Like the Iranian subjunctive, the optative is often used as a sort of subordinative mood. It is formed by adding -a(m/n/x) to the stem of the verb, which mirrors the pattern in vernacular Persian:

English Turkish  Southern Azeri Persian (transliterated)
“I don’t want this behavior to continue” Ben bu davranışın devam etmesini istemiyorum Mən istemiyəm bu rəftar ıdamə tapa Man nemikhwâm in raftâr edâme paydâ kone
“S/he has no right to start talking” kendisinin konuşmaya başlama hakkı yok özünün haggi yoxdu bašlıya danıša xodeš haq nadâre šoru’ kone harf bezane

As in Ottoman Turkish and Chaghatay, Persian subordinative conjunctions, alien to Turkic sentence structure, are widely used, particularly ke (often palatalized to če), which appears as a connective device between sentences of different kinds, e.g

English Turkish  Southern Azeri Literary Persian (transliterated)

DATA FOR REVIEW:
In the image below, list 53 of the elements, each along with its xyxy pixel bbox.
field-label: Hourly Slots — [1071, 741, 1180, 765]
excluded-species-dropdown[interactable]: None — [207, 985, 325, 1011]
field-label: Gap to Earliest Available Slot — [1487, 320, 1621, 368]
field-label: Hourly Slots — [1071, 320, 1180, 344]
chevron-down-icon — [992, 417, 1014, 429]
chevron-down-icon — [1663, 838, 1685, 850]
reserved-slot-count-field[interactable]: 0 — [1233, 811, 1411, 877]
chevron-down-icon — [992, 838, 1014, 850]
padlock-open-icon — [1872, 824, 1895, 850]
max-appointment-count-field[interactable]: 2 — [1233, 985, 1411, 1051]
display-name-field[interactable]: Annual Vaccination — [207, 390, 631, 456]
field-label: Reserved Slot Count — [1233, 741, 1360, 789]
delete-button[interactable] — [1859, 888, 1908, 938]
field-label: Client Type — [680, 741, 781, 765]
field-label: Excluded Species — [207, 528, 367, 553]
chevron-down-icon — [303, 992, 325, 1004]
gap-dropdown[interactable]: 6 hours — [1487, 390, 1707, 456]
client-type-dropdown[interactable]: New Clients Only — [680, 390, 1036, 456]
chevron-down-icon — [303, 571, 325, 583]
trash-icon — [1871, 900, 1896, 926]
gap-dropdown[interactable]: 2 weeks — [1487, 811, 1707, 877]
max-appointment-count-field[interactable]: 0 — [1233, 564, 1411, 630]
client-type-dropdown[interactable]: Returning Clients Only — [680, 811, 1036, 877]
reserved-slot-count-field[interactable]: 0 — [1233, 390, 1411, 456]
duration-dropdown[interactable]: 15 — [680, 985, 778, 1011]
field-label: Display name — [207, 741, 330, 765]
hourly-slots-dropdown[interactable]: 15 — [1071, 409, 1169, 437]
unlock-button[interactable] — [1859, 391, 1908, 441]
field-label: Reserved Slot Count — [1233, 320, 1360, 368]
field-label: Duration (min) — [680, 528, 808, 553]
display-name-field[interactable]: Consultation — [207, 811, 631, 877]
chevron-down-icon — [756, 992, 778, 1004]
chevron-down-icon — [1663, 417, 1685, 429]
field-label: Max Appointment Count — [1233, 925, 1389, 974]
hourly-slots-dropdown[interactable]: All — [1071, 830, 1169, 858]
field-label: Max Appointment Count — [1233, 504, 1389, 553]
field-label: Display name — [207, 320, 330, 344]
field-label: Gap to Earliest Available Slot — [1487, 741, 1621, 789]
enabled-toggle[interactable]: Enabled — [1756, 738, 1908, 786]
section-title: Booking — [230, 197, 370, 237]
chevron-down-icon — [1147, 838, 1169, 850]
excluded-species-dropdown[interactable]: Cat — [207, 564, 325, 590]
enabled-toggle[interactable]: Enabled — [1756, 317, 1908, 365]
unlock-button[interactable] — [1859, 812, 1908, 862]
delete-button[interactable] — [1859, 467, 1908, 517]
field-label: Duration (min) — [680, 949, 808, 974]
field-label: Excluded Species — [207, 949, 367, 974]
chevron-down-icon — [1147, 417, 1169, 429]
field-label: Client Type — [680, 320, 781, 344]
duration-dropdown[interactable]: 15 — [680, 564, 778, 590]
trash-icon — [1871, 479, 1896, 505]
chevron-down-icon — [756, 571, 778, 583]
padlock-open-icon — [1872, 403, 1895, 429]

PROBLEM A: List the column headings of the first table in the Southern Azeri grammar text.
PROBLEM B: In the Southern Azeri grammar text, what is the Persian conjunction ke often palatalized to?

SOLUTION A: English; Turkish; Southern Azeri; Persian (transliterated)

SOLUTION B: če